(Part of a data file)
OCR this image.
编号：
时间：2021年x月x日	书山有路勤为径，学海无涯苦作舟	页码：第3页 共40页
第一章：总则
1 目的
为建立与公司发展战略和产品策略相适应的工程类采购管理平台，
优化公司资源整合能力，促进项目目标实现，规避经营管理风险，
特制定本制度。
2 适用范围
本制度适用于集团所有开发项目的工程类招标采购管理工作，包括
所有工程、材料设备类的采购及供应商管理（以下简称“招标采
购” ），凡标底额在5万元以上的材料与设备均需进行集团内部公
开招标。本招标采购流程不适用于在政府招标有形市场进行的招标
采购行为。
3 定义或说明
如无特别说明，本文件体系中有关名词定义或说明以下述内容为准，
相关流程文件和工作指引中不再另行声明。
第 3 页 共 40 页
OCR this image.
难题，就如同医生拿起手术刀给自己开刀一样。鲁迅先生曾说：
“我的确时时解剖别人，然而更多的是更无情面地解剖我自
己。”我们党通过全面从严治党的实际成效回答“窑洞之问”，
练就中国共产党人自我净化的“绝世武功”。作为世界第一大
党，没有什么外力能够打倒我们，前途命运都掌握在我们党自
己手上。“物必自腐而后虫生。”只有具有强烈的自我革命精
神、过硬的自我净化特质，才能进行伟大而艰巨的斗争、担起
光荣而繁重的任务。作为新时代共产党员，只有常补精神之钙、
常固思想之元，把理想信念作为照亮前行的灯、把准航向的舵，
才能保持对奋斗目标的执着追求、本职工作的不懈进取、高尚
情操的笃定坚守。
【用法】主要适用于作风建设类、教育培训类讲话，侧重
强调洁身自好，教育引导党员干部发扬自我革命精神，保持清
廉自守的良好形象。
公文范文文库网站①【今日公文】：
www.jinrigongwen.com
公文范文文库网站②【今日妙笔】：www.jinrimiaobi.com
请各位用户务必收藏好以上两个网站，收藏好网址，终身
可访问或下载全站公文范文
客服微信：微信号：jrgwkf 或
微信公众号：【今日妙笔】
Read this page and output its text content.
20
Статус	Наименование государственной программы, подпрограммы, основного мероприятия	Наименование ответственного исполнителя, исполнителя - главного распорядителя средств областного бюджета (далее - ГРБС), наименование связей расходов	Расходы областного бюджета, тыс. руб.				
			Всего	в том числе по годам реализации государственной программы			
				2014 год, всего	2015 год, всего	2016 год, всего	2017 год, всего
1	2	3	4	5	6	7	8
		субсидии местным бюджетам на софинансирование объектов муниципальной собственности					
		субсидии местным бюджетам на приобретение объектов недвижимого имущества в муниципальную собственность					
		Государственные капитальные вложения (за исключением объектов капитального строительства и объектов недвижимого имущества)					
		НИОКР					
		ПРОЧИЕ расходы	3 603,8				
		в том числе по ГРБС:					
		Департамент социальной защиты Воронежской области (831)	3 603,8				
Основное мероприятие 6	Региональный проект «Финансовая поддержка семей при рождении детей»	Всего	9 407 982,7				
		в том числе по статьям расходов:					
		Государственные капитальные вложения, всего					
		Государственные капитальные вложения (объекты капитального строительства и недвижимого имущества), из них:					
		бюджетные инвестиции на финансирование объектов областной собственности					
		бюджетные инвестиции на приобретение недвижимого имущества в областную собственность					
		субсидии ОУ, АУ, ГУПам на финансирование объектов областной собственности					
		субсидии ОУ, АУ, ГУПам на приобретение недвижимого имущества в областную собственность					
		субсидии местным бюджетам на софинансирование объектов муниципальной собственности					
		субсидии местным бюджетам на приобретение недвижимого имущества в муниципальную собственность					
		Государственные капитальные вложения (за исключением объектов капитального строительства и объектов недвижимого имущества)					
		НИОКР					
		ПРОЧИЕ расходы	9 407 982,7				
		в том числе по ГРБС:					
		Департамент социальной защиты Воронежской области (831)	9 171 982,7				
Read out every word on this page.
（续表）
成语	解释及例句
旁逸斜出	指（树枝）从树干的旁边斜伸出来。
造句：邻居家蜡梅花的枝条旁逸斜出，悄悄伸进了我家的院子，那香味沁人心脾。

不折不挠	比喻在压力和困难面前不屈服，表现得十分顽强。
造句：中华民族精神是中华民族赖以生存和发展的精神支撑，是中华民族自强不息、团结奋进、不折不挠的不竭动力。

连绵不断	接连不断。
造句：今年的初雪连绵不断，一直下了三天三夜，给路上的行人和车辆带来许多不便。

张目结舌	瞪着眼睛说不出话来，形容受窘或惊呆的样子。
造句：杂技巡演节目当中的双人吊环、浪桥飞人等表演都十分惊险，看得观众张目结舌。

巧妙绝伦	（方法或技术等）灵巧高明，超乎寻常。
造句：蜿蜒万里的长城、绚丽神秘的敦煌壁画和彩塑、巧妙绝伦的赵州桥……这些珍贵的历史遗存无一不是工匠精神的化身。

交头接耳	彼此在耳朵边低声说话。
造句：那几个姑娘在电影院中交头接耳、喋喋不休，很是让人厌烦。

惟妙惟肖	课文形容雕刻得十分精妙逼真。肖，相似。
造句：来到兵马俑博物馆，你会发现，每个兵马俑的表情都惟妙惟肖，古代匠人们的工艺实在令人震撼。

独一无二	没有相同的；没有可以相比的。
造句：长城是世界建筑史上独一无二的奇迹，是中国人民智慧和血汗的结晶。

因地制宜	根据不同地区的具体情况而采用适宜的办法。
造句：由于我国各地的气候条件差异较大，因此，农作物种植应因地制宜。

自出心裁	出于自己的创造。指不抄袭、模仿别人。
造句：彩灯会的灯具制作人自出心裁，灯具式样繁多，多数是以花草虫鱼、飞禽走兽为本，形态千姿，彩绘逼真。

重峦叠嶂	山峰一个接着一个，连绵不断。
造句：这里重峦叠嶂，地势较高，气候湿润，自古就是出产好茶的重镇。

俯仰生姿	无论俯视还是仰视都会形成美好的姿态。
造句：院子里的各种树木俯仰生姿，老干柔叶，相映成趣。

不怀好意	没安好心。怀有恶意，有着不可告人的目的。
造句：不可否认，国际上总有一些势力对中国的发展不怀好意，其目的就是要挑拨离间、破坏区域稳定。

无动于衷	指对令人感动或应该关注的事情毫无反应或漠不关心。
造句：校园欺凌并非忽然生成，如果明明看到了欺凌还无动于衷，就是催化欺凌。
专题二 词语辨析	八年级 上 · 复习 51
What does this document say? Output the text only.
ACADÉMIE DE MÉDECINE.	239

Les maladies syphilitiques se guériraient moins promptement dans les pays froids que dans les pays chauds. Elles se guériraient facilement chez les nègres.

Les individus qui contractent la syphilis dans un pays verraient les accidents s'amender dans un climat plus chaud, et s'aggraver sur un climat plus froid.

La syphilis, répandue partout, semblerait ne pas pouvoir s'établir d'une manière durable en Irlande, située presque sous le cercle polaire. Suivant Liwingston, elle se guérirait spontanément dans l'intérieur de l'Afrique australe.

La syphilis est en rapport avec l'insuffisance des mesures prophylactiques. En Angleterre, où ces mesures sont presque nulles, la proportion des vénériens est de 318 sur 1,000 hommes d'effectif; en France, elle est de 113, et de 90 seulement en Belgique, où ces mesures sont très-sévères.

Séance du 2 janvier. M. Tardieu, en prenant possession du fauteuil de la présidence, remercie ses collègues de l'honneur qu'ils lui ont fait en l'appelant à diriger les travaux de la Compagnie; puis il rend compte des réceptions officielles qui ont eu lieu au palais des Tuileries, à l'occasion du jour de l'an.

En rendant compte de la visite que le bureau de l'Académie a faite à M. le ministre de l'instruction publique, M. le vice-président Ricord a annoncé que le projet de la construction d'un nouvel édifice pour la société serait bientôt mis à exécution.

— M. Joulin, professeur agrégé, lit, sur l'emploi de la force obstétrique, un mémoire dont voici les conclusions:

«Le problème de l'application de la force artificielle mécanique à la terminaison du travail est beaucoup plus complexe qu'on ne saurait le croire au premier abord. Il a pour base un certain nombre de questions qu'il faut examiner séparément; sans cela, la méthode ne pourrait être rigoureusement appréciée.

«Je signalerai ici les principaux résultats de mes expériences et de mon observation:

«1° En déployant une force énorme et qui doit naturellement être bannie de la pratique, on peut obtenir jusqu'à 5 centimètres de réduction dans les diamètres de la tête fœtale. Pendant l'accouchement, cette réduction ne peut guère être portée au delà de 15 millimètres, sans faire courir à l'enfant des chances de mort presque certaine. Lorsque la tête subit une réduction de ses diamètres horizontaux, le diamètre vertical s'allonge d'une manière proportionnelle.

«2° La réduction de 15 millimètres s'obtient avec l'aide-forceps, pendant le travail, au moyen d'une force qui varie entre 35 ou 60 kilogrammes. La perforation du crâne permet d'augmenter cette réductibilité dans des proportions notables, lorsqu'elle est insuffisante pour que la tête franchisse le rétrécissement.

#### TASK INSTRUCTIONS:
Each line holding the word "области" counts once; report the total and nothing else.

#### RESPONSE BELOW:
2